Copy every line in which the string "name" occurs.

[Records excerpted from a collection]
——————
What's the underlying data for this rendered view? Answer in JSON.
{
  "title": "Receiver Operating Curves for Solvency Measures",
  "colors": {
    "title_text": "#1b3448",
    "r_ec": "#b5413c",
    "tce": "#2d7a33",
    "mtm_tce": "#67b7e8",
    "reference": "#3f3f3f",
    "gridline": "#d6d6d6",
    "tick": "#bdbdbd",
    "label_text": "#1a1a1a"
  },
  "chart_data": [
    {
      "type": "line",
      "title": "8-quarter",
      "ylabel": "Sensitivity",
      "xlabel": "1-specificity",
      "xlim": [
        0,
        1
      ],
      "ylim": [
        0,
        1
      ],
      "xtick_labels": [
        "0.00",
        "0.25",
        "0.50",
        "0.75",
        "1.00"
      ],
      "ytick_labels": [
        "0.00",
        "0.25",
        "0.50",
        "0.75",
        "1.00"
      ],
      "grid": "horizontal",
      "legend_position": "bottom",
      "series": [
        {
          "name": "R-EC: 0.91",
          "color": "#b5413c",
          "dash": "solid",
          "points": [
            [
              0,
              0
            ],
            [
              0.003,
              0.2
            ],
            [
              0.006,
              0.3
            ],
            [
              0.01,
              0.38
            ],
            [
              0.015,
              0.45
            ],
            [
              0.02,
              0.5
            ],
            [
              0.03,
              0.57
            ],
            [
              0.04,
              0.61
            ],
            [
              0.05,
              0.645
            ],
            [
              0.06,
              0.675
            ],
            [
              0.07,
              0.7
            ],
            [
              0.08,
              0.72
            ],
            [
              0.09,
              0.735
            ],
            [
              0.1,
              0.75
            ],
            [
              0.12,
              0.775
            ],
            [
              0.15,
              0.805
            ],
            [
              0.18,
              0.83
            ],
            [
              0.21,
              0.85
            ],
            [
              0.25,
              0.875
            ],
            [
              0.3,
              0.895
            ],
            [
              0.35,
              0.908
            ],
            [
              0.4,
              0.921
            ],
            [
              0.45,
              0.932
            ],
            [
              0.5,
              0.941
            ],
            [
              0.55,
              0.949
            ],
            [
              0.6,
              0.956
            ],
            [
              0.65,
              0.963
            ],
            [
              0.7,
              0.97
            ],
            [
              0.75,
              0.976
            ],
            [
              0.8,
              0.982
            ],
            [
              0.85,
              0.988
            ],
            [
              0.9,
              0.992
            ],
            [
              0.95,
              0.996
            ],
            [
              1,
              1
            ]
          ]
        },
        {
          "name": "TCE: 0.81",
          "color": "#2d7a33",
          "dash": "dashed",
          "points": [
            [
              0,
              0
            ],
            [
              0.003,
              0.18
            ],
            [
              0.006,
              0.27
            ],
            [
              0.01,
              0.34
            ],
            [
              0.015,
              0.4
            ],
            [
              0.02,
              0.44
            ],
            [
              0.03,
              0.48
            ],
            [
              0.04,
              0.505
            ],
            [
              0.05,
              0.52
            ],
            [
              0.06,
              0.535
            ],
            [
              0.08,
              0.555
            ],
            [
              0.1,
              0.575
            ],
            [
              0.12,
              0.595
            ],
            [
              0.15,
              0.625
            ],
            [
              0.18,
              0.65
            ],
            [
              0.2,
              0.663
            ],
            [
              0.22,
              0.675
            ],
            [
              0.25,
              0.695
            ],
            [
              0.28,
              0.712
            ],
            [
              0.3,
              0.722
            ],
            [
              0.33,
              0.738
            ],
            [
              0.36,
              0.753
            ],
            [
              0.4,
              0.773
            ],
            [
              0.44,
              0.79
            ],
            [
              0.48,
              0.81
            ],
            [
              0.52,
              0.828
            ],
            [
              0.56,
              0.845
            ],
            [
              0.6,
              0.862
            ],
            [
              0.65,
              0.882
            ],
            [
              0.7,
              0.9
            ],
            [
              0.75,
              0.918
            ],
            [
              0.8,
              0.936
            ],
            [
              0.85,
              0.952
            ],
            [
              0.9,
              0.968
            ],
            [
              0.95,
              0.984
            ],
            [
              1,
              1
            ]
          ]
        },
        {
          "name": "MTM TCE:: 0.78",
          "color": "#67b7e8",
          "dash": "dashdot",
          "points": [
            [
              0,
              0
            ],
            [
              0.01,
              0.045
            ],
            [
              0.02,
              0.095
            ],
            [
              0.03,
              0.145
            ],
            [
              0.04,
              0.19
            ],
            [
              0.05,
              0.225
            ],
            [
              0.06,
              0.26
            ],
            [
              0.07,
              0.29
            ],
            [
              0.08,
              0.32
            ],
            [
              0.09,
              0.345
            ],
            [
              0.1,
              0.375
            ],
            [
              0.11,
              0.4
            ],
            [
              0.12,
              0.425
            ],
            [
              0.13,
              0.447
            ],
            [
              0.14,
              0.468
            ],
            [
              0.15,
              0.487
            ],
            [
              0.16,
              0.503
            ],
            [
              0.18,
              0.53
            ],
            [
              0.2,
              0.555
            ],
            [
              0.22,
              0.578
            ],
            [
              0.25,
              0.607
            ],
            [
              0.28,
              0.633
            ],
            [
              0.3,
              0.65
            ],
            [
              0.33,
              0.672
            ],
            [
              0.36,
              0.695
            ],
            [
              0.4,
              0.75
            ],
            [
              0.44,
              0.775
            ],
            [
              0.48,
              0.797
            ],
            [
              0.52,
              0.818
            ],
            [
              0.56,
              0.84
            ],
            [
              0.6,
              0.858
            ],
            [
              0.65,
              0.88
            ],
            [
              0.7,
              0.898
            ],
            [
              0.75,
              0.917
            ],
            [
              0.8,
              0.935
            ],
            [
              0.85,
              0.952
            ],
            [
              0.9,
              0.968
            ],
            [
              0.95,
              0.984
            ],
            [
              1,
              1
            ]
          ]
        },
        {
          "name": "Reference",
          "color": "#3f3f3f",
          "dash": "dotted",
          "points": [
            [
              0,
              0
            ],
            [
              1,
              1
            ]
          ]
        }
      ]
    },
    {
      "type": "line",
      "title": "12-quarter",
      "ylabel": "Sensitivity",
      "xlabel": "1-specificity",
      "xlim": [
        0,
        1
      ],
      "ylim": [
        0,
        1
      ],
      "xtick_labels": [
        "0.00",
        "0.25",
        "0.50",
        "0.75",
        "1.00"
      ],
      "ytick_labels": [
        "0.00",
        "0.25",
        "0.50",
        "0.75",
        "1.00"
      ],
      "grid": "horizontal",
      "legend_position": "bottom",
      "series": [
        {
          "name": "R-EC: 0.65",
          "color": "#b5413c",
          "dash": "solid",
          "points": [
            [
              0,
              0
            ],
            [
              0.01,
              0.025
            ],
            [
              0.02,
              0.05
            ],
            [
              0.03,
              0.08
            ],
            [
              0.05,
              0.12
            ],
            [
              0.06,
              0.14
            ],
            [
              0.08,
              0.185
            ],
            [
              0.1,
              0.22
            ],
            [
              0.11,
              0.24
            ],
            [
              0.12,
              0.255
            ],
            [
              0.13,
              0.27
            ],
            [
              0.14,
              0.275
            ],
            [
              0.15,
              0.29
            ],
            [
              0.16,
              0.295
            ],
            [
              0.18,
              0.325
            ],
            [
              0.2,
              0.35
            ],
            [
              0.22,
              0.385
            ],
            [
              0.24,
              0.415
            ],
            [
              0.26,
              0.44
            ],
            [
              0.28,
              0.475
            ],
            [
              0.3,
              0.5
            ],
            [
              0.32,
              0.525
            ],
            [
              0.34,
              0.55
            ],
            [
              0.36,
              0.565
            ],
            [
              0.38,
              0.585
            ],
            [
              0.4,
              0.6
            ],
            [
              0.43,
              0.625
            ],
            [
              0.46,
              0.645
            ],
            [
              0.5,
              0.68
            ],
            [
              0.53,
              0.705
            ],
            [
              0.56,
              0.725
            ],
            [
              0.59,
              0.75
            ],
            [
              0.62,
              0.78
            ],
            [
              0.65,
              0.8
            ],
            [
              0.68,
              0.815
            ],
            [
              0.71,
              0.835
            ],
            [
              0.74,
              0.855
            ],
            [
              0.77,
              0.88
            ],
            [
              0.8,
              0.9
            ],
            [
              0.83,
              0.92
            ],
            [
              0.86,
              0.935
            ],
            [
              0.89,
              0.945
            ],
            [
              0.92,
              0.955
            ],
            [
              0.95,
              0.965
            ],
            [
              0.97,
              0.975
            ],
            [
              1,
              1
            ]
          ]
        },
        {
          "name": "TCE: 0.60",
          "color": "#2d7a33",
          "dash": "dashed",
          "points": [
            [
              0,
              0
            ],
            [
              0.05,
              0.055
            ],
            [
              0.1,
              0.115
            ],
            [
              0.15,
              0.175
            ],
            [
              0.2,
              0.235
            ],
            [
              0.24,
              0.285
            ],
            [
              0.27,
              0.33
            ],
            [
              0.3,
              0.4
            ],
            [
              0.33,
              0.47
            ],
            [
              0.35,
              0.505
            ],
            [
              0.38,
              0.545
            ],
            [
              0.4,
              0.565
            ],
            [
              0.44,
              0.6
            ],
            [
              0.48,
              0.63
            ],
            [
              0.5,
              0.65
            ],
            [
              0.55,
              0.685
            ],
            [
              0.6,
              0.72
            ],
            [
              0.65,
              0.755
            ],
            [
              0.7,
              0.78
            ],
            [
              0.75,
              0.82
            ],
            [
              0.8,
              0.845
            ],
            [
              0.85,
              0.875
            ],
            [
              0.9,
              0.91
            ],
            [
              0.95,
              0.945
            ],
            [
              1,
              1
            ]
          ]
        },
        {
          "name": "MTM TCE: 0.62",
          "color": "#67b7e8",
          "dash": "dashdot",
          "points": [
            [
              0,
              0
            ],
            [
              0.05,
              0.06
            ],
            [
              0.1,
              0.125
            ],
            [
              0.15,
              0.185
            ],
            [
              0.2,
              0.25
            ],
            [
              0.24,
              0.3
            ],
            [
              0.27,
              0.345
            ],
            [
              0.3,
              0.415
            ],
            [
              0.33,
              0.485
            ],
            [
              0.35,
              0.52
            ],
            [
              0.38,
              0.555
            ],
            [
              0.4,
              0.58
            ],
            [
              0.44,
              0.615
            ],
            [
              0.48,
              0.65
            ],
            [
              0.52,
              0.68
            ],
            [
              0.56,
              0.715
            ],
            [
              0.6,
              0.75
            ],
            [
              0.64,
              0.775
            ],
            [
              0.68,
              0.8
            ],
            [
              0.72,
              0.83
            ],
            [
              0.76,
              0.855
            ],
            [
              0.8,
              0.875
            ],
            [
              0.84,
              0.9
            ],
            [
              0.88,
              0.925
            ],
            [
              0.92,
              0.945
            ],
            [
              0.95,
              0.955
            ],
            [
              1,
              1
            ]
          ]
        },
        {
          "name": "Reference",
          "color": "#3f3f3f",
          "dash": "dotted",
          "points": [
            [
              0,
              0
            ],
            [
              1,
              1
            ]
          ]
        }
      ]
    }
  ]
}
——————
Exercise solution:
          "name": "R-EC: 0.91",
          "name": "TCE: 0.81",
          "name": "MTM TCE:: 0.78",
          "name": "Reference",
          "name": "R-EC: 0.65",
          "name": "TCE: 0.60",
          "name": "MTM TCE: 0.62",
          "name": "Reference",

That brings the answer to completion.